##### Provided material #####

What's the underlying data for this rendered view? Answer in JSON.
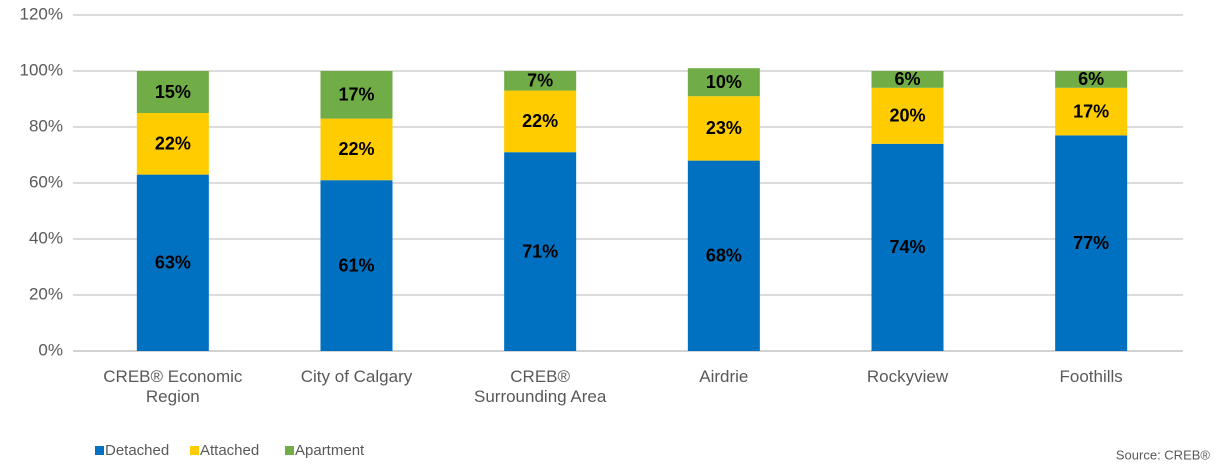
{
  "chart_data": {
    "type": "stacked_bar",
    "categories": [
      "CREB® Economic Region",
      "City of Calgary",
      "CREB® Surrounding Area",
      "Airdrie",
      "Rockyview",
      "Foothills"
    ],
    "series": [
      {
        "name": "Detached",
        "color": "#0070c0",
        "values": [
          63,
          61,
          71,
          68,
          74,
          77
        ],
        "value_labels": [
          "63%",
          "61%",
          "71%",
          "68%",
          "74%",
          "77%"
        ]
      },
      {
        "name": "Attached",
        "color": "#ffcc00",
        "values": [
          22,
          22,
          22,
          23,
          20,
          17
        ],
        "value_labels": [
          "22%",
          "22%",
          "22%",
          "23%",
          "20%",
          "17%"
        ]
      },
      {
        "name": "Apartment",
        "color": "#70ad47",
        "values": [
          15,
          17,
          7,
          10,
          6,
          6
        ],
        "value_labels": [
          "15%",
          "17%",
          "7%",
          "10%",
          "6%",
          "6%"
        ]
      }
    ],
    "ylim": [
      0,
      120
    ],
    "yticks": [
      {
        "value": 0,
        "label": "0%"
      },
      {
        "value": 20,
        "label": "20%"
      },
      {
        "value": 40,
        "label": "40%"
      },
      {
        "value": 60,
        "label": "60%"
      },
      {
        "value": 80,
        "label": "80%"
      },
      {
        "value": 100,
        "label": "100%"
      },
      {
        "value": 120,
        "label": "120%"
      }
    ],
    "grid": true,
    "legend": "bottom-left",
    "source": "Source: CREB®"
  }
}
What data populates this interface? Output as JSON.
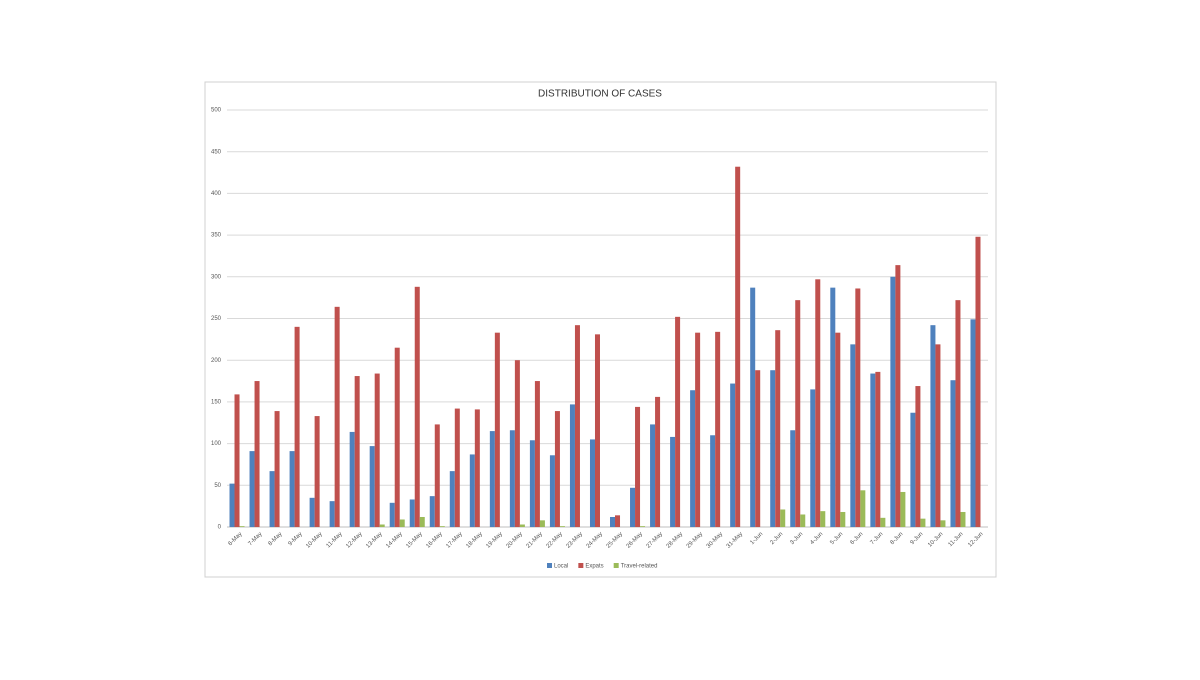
{
  "chart_data": {
    "type": "bar",
    "title": "DISTRIBUTION OF CASES",
    "categories": [
      "6-May",
      "7-May",
      "8-May",
      "9-May",
      "10-May",
      "11-May",
      "12-May",
      "13-May",
      "14-May",
      "15-May",
      "16-May",
      "17-May",
      "18-May",
      "19-May",
      "20-May",
      "21-May",
      "22-May",
      "23-May",
      "24-May",
      "25-May",
      "26-May",
      "27-May",
      "28-May",
      "29-May",
      "30-May",
      "31-May",
      "1-Jun",
      "2-Jun",
      "3-Jun",
      "4-Jun",
      "5-Jun",
      "6-Jun",
      "7-Jun",
      "8-Jun",
      "9-Jun",
      "10-Jun",
      "11-Jun",
      "12-Jun"
    ],
    "series": [
      {
        "name": "Local",
        "color": "#4f81bd",
        "values": [
          52,
          91,
          67,
          91,
          35,
          31,
          114,
          97,
          29,
          33,
          37,
          67,
          87,
          115,
          116,
          104,
          86,
          147,
          105,
          12,
          47,
          123,
          108,
          164,
          110,
          172,
          287,
          188,
          116,
          165,
          287,
          219,
          184,
          300,
          137,
          242,
          176,
          249
        ]
      },
      {
        "name": "Expats",
        "color": "#c0504d",
        "values": [
          159,
          175,
          139,
          240,
          133,
          264,
          181,
          184,
          215,
          288,
          123,
          142,
          141,
          233,
          200,
          175,
          139,
          242,
          231,
          14,
          144,
          156,
          252,
          233,
          234,
          432,
          188,
          236,
          272,
          297,
          233,
          286,
          186,
          314,
          169,
          219,
          272,
          348
        ]
      },
      {
        "name": "Travel-related",
        "color": "#9bbb59",
        "values": [
          1,
          0,
          0,
          0,
          0,
          0,
          0,
          3,
          9,
          12,
          1,
          0,
          0,
          0,
          3,
          8,
          1,
          0,
          0,
          0,
          1,
          0,
          0,
          0,
          0,
          0,
          0,
          21,
          15,
          19,
          18,
          44,
          11,
          42,
          10,
          8,
          18,
          0
        ]
      }
    ],
    "ylim": [
      0,
      500
    ],
    "yticks": [
      0,
      50,
      100,
      150,
      200,
      250,
      300,
      350,
      400,
      450,
      500
    ],
    "grid": true,
    "legend": "bottom"
  }
}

#####

- Task -
Skip the pictures and print each record exactly as it stands.

- Reply -
What's the underlying data for this rendered view? Answer in JSON.
{
  "chart_data": {
    "type": "stacked_bar",
    "categories": [
      "CREB® Economic Region",
      "City of Calgary",
      "CREB® Surrounding Area",
      "Airdrie",
      "Rockyview",
      "Foothills"
    ],
    "series": [
      {
        "name": "Detached",
        "color": "#0070c0",
        "values": [
          63,
          61,
          71,
          68,
          74,
          77
        ],
        "value_labels": [
          "63%",
          "61%",
          "71%",
          "68%",
          "74%",
          "77%"
        ]
      },
      {
        "name": "Attached",
        "color": "#ffcc00",
        "values": [
          22,
          22,
          22,
          23,
          20,
          17
        ],
        "value_labels": [
          "22%",
          "22%",
          "22%",
          "23%",
          "20%",
          "17%"
        ]
      },
      {
        "name": "Apartment",
        "color": "#70ad47",
        "values": [
          15,
          17,
          7,
          10,
          6,
          6
        ],
        "value_labels": [
          "15%",
          "17%",
          "7%",
          "10%",
          "6%",
          "6%"
        ]
      }
    ],
    "ylim": [
      0,
      120
    ],
    "yticks": [
      {
        "value": 0,
        "label": "0%"
      },
      {
        "value": 20,
        "label": "20%"
      },
      {
        "value": 40,
        "label": "40%"
      },
      {
        "value": 60,
        "label": "60%"
      },
      {
        "value": 80,
        "label": "80%"
      },
      {
        "value": 100,
        "label": "100%"
      },
      {
        "value": 120,
        "label": "120%"
      }
    ],
    "grid": true,
    "legend": "bottom-left",
    "source": "Source: CREB®"
  }
}
What data populates this interface? Output as JSON.
{
  "chart_data": {
    "type": "bar",
    "title": "DISTRIBUTION OF CASES",
    "categories": [
      "6-May",
      "7-May",
      "8-May",
      "9-May",
      "10-May",
      "11-May",
      "12-May",
      "13-May",
      "14-May",
      "15-May",
      "16-May",
      "17-May",
      "18-May",
      "19-May",
      "20-May",
      "21-May",
      "22-May",
      "23-May",
      "24-May",
      "25-May",
      "26-May",
      "27-May",
      "28-May",
      "29-May",
      "30-May",
      "31-May",
      "1-Jun",
      "2-Jun",
      "3-Jun",
      "4-Jun",
      "5-Jun",
      "6-Jun",
      "7-Jun",
      "8-Jun",
      "9-Jun",
      "10-Jun",
      "11-Jun",
      "12-Jun"
    ],
    "series": [
      {
        "name": "Local",
        "color": "#4f81bd",
        "values": [
          52,
          91,
          67,
          91,
          35,
          31,
          114,
          97,
          29,
          33,
          37,
          67,
          87,
          115,
          116,
          104,
          86,
          147,
          105,
          12,
          47,
          123,
          108,
          164,
          110,
          172,
          287,
          188,
          116,
          165,
          287,
          219,
          184,
          300,
          137,
          242,
          176,
          249
        ]
      },
      {
        "name": "Expats",
        "color": "#c0504d",
        "values": [
          159,
          175,
          139,
          240,
          133,
          264,
          181,
          184,
          215,
          288,
          123,
          142,
          141,
          233,
          200,
          175,
          139,
          242,
          231,
          14,
          144,
          156,
          252,
          233,
          234,
          432,
          188,
          236,
          272,
          297,
          233,
          286,
          186,
          314,
          169,
          219,
          272,
          348
        ]
      },
      {
        "name": "Travel-related",
        "color": "#9bbb59",
        "values": [
          1,
          0,
          0,
          0,
          0,
          0,
          0,
          3,
          9,
          12,
          1,
          0,
          0,
          0,
          3,
          8,
          1,
          0,
          0,
          0,
          1,
          0,
          0,
          0,
          0,
          0,
          0,
          21,
          15,
          19,
          18,
          44,
          11,
          42,
          10,
          8,
          18,
          0
        ]
      }
    ],
    "ylim": [
      0,
      500
    ],
    "yticks": [
      0,
      50,
      100,
      150,
      200,
      250,
      300,
      350,
      400,
      450,
      500
    ],
    "grid": true,
    "legend": "bottom"
  }
}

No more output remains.